(Chart and figure data)
━━━━━━━━━━━━━━━━━━━━━━━━━━━━━━
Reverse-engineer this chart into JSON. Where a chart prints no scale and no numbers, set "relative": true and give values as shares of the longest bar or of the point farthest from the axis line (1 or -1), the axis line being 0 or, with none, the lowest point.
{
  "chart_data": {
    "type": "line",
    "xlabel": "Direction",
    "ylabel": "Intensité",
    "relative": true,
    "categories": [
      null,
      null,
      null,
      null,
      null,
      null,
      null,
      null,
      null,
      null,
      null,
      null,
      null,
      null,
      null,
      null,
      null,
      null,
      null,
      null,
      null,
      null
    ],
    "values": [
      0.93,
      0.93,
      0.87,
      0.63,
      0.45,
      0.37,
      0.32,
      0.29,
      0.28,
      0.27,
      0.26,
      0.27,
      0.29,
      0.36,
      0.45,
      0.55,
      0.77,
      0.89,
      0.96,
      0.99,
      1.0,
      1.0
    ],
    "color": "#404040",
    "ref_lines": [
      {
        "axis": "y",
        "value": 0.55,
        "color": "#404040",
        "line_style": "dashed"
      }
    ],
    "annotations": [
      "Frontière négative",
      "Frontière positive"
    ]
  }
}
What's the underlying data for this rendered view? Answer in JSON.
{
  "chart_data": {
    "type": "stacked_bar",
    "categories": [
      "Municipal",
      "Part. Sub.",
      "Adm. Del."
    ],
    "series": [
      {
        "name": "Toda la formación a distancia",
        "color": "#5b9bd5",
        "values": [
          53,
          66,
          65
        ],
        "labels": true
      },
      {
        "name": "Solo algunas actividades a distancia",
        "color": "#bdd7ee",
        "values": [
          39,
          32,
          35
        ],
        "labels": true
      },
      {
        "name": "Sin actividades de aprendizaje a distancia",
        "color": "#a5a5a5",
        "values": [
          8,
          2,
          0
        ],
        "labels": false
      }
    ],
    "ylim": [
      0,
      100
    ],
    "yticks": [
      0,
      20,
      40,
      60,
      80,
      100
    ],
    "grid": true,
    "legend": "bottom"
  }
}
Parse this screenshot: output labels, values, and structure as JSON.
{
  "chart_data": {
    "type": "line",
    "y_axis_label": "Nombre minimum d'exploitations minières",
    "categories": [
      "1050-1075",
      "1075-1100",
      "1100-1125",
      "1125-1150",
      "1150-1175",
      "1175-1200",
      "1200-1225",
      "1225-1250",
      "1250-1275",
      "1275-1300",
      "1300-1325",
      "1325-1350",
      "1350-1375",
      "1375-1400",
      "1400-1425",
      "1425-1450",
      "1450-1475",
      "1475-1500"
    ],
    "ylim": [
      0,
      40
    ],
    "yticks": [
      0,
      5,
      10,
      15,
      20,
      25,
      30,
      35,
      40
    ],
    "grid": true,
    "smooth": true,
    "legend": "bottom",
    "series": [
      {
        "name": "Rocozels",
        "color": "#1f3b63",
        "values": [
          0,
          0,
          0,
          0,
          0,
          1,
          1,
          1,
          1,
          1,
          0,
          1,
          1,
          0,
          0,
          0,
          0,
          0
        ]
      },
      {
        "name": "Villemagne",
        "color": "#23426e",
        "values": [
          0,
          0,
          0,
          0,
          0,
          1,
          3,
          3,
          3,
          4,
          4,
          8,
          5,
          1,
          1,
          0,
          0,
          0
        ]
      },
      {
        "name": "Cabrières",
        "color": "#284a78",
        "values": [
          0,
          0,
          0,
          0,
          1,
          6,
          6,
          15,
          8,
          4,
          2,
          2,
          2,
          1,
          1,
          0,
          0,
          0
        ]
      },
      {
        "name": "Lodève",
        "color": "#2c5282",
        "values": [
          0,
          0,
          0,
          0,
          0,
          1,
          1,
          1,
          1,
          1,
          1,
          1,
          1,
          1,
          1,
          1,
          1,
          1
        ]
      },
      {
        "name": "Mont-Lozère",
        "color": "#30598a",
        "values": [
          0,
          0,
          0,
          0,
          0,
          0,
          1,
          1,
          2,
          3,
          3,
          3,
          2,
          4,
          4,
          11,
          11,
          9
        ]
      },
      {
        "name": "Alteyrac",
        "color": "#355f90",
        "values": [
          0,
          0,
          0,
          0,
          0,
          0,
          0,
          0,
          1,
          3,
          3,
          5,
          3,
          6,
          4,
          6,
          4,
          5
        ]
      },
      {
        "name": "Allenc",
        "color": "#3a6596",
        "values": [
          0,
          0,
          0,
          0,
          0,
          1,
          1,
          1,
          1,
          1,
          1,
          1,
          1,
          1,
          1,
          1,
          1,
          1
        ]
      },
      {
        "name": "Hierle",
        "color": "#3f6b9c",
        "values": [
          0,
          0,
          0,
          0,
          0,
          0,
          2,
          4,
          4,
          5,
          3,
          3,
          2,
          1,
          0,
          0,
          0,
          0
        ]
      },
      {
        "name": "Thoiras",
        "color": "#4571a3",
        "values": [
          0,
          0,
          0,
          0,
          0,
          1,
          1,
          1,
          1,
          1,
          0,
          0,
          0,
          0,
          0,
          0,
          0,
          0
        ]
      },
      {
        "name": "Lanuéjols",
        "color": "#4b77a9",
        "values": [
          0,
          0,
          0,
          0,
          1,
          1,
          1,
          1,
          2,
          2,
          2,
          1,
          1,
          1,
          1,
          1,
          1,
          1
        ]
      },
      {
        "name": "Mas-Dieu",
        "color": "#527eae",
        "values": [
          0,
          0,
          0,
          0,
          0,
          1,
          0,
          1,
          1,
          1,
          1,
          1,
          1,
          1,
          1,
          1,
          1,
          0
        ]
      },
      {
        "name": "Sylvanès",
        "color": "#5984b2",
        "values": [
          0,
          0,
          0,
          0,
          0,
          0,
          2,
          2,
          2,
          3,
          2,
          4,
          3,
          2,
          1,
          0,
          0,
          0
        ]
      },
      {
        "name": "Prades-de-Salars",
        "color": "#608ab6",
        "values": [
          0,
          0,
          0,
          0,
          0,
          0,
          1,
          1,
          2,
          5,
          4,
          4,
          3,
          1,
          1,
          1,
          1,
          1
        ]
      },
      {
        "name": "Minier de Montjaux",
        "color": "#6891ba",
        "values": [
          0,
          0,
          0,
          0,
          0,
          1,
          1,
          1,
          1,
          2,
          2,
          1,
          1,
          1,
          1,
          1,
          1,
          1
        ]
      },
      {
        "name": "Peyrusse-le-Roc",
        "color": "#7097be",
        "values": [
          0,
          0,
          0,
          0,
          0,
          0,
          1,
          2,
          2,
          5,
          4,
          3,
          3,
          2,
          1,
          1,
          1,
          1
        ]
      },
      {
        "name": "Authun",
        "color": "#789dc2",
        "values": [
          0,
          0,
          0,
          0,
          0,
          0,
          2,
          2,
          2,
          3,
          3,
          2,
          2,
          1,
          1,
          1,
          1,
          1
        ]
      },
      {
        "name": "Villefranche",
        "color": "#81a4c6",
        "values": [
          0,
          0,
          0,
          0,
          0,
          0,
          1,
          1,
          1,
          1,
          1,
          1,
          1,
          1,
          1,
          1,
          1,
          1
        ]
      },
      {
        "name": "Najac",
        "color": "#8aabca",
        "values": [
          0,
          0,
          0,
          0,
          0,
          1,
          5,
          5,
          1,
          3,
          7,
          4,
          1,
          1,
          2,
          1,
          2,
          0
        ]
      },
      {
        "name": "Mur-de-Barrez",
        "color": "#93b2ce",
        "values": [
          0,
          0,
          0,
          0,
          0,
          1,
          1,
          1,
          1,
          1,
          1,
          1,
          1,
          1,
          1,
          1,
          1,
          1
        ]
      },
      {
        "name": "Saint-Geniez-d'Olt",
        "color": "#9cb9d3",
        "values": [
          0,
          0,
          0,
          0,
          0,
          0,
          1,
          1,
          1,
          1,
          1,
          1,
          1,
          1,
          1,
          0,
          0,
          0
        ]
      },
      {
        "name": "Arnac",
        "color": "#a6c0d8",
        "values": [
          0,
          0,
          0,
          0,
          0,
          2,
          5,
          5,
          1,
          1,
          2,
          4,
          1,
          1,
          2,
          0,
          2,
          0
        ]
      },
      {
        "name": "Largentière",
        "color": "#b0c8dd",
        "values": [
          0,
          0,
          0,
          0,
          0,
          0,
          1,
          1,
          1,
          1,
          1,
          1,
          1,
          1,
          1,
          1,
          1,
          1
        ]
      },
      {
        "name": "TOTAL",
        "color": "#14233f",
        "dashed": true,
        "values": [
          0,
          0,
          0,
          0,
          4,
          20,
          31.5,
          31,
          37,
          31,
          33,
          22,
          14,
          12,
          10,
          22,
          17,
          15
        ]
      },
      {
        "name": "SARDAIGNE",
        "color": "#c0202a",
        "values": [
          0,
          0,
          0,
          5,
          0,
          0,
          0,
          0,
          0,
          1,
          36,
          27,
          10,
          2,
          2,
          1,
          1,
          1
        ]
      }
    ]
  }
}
━━━━━━━━━━━━━━━━━━━━━━━━━━━━━━
§ **WORK REQUIRED**
Count up the lines in the listing that hold the word "Frontière", and give that number only.

§ **COMPLETED EXERCISE**
2